::: DATASET ROWS :::

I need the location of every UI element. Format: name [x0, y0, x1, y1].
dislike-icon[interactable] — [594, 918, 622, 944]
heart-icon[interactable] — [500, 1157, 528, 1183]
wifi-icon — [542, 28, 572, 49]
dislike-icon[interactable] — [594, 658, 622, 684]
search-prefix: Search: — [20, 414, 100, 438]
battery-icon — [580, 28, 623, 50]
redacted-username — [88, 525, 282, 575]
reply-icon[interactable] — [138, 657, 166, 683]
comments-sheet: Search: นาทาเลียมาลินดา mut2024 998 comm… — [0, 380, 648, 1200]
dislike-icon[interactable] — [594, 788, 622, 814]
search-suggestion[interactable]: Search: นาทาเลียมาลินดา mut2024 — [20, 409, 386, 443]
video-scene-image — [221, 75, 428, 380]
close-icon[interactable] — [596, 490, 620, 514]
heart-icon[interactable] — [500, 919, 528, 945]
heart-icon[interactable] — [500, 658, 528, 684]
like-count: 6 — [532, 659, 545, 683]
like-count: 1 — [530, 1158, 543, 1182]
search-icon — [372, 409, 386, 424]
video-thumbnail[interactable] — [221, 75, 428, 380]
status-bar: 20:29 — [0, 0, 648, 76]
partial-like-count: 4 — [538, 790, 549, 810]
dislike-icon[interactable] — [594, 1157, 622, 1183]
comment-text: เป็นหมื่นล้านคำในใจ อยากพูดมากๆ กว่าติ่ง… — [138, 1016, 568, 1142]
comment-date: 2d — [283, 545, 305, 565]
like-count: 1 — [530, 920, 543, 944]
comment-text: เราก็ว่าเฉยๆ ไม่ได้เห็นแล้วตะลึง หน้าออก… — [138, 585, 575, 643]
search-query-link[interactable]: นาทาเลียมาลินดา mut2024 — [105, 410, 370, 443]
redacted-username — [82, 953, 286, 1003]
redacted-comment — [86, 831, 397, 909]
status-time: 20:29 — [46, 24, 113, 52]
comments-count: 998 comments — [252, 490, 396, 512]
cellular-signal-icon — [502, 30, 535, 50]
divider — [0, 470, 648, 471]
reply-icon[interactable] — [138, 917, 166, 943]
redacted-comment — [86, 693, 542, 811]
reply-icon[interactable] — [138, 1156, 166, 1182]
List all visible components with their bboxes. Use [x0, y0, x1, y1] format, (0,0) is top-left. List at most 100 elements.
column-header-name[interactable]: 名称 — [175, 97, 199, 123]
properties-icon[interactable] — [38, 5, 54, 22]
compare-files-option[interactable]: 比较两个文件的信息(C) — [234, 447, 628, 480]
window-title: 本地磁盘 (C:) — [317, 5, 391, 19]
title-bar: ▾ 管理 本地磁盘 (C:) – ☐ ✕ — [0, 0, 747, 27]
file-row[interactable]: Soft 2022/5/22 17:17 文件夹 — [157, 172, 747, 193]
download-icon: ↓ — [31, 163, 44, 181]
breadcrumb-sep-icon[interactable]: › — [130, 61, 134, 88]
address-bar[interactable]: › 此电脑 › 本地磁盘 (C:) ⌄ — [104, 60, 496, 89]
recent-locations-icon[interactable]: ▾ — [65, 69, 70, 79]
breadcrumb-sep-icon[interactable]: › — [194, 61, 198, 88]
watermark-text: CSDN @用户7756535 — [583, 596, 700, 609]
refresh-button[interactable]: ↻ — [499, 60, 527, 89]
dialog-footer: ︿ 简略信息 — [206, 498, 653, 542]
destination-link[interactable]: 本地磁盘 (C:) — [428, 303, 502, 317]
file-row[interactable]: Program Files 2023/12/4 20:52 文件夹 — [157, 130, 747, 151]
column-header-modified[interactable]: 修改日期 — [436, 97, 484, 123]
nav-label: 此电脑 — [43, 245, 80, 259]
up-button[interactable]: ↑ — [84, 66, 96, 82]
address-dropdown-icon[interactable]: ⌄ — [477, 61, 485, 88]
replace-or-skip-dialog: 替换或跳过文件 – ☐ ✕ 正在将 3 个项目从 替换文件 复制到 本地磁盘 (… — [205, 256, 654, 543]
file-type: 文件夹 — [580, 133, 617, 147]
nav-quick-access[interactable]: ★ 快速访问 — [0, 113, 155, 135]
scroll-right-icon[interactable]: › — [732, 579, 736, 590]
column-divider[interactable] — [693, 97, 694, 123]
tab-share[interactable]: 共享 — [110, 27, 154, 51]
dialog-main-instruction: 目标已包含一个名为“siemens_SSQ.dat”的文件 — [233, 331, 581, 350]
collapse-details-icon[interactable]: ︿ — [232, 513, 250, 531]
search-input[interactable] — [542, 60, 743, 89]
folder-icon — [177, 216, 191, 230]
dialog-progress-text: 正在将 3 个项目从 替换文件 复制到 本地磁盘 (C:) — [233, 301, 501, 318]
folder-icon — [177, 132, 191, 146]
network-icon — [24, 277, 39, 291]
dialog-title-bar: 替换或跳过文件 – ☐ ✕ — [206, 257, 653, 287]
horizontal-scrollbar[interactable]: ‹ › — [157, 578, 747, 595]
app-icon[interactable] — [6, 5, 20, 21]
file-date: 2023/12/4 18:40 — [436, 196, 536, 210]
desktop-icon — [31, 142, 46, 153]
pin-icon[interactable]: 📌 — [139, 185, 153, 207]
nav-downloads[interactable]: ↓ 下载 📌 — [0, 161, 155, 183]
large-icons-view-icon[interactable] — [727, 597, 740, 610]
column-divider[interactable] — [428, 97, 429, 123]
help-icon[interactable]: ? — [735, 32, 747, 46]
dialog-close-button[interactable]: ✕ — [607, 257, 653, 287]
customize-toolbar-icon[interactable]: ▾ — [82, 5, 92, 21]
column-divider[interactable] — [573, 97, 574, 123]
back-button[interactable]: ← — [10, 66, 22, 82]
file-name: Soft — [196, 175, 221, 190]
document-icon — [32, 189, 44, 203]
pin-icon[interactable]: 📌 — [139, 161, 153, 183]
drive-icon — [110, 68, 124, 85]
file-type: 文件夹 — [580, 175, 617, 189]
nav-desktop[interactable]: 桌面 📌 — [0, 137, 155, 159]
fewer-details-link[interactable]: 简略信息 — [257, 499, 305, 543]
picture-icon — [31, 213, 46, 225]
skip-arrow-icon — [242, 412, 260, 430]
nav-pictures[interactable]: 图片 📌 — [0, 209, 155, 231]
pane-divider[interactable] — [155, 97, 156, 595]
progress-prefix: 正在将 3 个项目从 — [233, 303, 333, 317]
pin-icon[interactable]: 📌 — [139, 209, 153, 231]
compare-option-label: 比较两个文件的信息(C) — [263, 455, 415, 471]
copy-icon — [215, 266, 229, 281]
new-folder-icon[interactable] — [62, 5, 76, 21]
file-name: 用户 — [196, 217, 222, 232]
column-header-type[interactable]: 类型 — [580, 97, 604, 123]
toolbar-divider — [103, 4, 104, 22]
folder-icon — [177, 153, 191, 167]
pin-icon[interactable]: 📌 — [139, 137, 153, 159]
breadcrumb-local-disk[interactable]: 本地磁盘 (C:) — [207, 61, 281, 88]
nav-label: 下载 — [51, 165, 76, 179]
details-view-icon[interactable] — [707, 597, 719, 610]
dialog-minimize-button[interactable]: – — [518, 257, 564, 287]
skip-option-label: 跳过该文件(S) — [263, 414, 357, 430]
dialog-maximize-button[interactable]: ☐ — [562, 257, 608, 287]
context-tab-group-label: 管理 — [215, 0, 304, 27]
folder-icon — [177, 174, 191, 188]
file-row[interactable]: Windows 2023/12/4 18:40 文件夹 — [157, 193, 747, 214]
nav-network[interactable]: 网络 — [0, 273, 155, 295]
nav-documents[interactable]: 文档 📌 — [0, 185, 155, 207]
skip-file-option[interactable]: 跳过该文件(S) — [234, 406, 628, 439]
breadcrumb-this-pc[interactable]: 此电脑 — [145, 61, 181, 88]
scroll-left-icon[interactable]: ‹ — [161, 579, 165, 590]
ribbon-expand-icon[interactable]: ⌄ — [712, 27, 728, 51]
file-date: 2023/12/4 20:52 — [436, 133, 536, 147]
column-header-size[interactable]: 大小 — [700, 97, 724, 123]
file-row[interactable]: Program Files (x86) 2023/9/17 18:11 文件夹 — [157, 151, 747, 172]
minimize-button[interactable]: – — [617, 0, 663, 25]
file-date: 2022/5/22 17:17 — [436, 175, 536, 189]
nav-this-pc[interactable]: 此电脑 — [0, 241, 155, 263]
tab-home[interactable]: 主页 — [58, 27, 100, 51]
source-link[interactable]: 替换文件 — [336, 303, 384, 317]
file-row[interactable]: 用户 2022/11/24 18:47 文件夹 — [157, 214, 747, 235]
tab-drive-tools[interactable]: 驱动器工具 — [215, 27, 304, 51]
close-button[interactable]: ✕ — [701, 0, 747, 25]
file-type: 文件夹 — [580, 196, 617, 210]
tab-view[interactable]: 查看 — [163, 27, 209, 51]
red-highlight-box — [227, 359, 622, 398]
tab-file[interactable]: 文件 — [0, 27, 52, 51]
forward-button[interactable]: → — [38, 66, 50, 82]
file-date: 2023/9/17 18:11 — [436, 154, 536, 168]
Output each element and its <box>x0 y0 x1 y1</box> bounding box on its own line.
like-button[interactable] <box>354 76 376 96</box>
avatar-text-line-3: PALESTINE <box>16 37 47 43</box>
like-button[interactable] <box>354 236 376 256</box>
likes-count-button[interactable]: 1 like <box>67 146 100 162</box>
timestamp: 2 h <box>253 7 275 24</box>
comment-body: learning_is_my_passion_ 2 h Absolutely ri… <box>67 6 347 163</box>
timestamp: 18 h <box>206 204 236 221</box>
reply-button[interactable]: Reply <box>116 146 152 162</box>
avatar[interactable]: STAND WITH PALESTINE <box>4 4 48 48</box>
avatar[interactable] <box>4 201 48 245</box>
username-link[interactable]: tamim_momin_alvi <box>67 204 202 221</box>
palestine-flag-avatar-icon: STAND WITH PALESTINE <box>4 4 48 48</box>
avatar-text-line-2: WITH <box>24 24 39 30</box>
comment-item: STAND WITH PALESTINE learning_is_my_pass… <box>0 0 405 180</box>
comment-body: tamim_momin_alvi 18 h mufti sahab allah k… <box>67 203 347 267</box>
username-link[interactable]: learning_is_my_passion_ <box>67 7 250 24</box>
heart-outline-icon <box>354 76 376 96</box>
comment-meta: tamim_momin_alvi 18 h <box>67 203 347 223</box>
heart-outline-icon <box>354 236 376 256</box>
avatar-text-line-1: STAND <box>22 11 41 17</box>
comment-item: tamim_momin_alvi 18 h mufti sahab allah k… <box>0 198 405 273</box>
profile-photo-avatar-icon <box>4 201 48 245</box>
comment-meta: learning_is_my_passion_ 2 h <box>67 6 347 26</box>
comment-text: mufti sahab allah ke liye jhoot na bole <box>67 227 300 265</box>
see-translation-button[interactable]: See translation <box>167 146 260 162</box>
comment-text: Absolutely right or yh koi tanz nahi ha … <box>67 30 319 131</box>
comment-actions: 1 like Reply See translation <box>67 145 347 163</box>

:::

◆ **WHAT THE EXERCISE ASKS**
Please pick out each line above that contains the string "替换文件", and copy those lines in full.

◆ **RESULT OF THE EXERCISE**
replace-or-skip-dialog: 替换或跳过文件 – ☐ ✕ 正在将 3 个项目从 替换文件 复制到 本地磁盘 (… — [205, 256, 654, 543]
dialog-progress-text: 正在将 3 个项目从 替换文件 复制到 本地磁盘 (C:) — [233, 301, 501, 318]
source-link[interactable]: 替换文件 — [336, 303, 384, 317]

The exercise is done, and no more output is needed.